◆ What to produce: Please retype every line of the items below without changing anything.

--- Begin Raw data ---

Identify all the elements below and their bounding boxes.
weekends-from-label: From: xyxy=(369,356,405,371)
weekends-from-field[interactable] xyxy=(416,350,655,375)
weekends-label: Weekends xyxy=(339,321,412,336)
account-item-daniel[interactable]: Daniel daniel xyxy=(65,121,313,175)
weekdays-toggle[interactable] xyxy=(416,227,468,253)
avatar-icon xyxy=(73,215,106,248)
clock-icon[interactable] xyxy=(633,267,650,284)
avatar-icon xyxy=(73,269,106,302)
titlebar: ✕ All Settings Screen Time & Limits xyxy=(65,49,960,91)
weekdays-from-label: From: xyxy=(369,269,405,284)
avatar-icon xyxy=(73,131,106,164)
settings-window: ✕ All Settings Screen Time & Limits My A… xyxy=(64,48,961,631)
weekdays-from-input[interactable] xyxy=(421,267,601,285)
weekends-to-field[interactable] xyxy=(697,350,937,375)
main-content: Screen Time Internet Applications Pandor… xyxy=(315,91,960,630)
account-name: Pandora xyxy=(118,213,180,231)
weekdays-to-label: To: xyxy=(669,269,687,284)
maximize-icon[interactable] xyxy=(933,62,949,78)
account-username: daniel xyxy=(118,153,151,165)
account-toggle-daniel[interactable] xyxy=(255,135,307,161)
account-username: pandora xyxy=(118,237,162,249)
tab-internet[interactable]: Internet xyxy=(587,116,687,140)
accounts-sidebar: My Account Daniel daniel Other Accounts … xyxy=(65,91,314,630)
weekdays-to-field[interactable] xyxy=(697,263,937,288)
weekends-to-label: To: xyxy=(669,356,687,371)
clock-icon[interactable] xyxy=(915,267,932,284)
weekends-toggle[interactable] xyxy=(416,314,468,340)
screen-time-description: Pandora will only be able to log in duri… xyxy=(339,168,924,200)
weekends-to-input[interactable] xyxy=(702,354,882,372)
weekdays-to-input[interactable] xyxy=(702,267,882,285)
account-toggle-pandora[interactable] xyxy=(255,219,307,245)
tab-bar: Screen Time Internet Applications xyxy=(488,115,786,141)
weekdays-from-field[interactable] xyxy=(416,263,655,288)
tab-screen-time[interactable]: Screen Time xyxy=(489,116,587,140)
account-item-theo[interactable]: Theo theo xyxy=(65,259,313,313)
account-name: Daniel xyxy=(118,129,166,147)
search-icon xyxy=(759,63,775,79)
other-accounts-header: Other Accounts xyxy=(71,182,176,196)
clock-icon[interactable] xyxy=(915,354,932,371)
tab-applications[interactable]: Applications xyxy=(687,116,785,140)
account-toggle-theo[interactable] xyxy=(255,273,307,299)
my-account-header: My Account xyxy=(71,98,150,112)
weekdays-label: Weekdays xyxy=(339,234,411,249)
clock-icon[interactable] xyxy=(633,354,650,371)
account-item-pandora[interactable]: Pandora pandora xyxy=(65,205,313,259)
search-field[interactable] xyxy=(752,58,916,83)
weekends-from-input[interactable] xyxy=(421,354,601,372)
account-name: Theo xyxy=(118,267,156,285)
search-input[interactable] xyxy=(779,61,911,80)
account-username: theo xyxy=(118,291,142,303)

--- End Raw data ---

◆ Answer to the problem:
Identify all the elements below and their bounding boxes.
weekends-from-label: From: xyxy=(369,356,405,371)
weekends-from-field[interactable] xyxy=(416,350,655,375)
weekends-label: Weekends xyxy=(339,321,412,336)
account-item-daniel[interactable]: Daniel daniel xyxy=(65,121,313,175)
weekdays-toggle[interactable] xyxy=(416,227,468,253)
avatar-icon xyxy=(73,215,106,248)
clock-icon[interactable] xyxy=(633,267,650,284)
avatar-icon xyxy=(73,269,106,302)
titlebar: ✕ All Settings Screen Time & Limits xyxy=(65,49,960,91)
weekdays-from-label: From: xyxy=(369,269,405,284)
avatar-icon xyxy=(73,131,106,164)
settings-window: ✕ All Settings Screen Time & Limits My A… xyxy=(64,48,961,631)
weekdays-from-input[interactable] xyxy=(421,267,601,285)
weekends-to-field[interactable] xyxy=(697,350,937,375)
main-content: Screen Time Internet Applications Pandor… xyxy=(315,91,960,630)
account-name: Pandora xyxy=(118,213,180,231)
weekdays-to-label: To: xyxy=(669,269,687,284)
maximize-icon[interactable] xyxy=(933,62,949,78)
account-username: daniel xyxy=(118,153,151,165)
account-toggle-daniel[interactable] xyxy=(255,135,307,161)
account-username: pandora xyxy=(118,237,162,249)
tab-internet[interactable]: Internet xyxy=(587,116,687,140)
accounts-sidebar: My Account Daniel daniel Other Accounts … xyxy=(65,91,314,630)
weekdays-to-field[interactable] xyxy=(697,263,937,288)
weekends-to-label: To: xyxy=(669,356,687,371)
clock-icon[interactable] xyxy=(915,267,932,284)
weekends-toggle[interactable] xyxy=(416,314,468,340)
screen-time-description: Pandora will only be able to log in duri… xyxy=(339,168,924,200)
weekends-to-input[interactable] xyxy=(702,354,882,372)
weekdays-to-input[interactable] xyxy=(702,267,882,285)
account-toggle-pandora[interactable] xyxy=(255,219,307,245)
tab-bar: Screen Time Internet Applications xyxy=(488,115,786,141)
weekdays-from-field[interactable] xyxy=(416,263,655,288)
tab-screen-time[interactable]: Screen Time xyxy=(489,116,587,140)
account-item-theo[interactable]: Theo theo xyxy=(65,259,313,313)
account-name: Daniel xyxy=(118,129,166,147)
search-icon xyxy=(759,63,775,79)
other-accounts-header: Other Accounts xyxy=(71,182,176,196)
clock-icon[interactable] xyxy=(915,354,932,371)
tab-applications[interactable]: Applications xyxy=(687,116,785,140)
account-toggle-theo[interactable] xyxy=(255,273,307,299)
my-account-header: My Account xyxy=(71,98,150,112)
weekdays-label: Weekdays xyxy=(339,234,411,249)
clock-icon[interactable] xyxy=(633,354,650,371)
account-item-pandora[interactable]: Pandora pandora xyxy=(65,205,313,259)
search-field[interactable] xyxy=(752,58,916,83)
weekends-from-input[interactable] xyxy=(421,354,601,372)
account-name: Theo xyxy=(118,267,156,285)
search-input[interactable] xyxy=(779,61,911,80)
account-username: theo xyxy=(118,291,142,303)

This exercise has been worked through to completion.